▶ WHAT IS EXPECTED
State how many lines of the entries below hold the word "Entry"; reply with nothing but the number.

▶ DATA ROWS
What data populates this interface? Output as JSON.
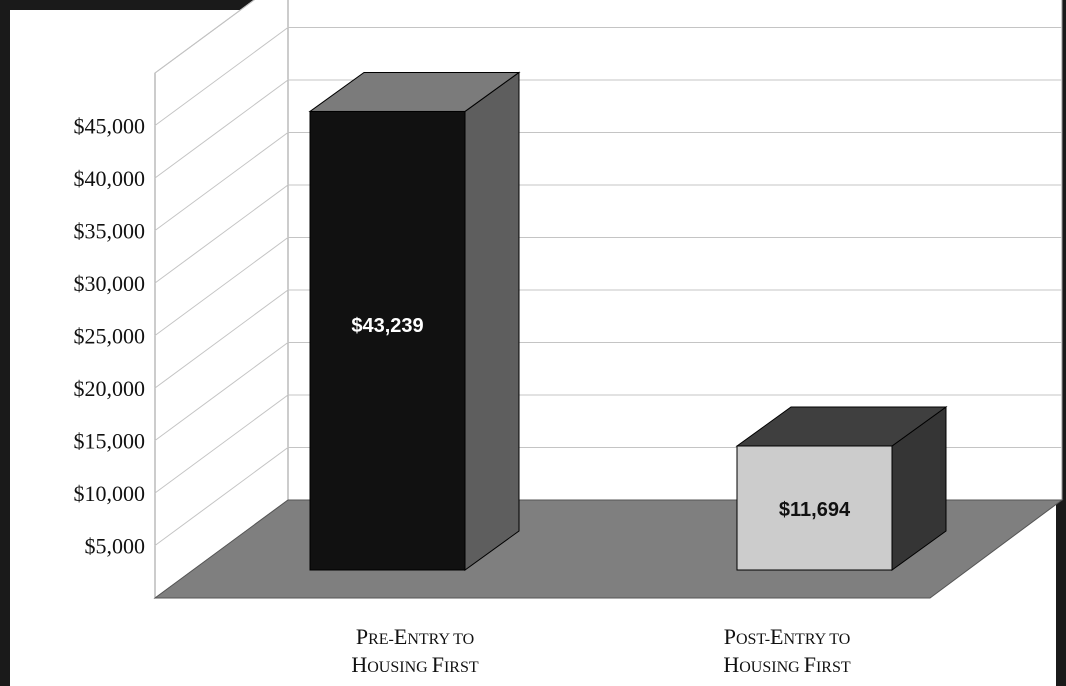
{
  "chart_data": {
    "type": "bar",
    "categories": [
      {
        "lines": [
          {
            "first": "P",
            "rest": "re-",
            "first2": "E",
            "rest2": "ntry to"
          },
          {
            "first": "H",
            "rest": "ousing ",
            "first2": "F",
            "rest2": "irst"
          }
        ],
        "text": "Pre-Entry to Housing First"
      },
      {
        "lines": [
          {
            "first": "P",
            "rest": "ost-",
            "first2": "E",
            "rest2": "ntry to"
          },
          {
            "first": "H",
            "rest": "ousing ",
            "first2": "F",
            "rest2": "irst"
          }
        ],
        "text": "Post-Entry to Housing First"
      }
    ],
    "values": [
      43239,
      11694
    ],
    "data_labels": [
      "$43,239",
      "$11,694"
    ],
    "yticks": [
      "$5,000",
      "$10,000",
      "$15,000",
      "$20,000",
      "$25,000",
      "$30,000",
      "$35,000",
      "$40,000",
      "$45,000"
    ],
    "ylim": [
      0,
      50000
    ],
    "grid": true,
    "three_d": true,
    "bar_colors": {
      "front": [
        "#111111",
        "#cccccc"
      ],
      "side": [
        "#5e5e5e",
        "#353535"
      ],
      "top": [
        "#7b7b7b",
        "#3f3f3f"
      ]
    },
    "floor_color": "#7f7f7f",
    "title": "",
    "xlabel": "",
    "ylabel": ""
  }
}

▶ REPLY TO THE EXERCISE
2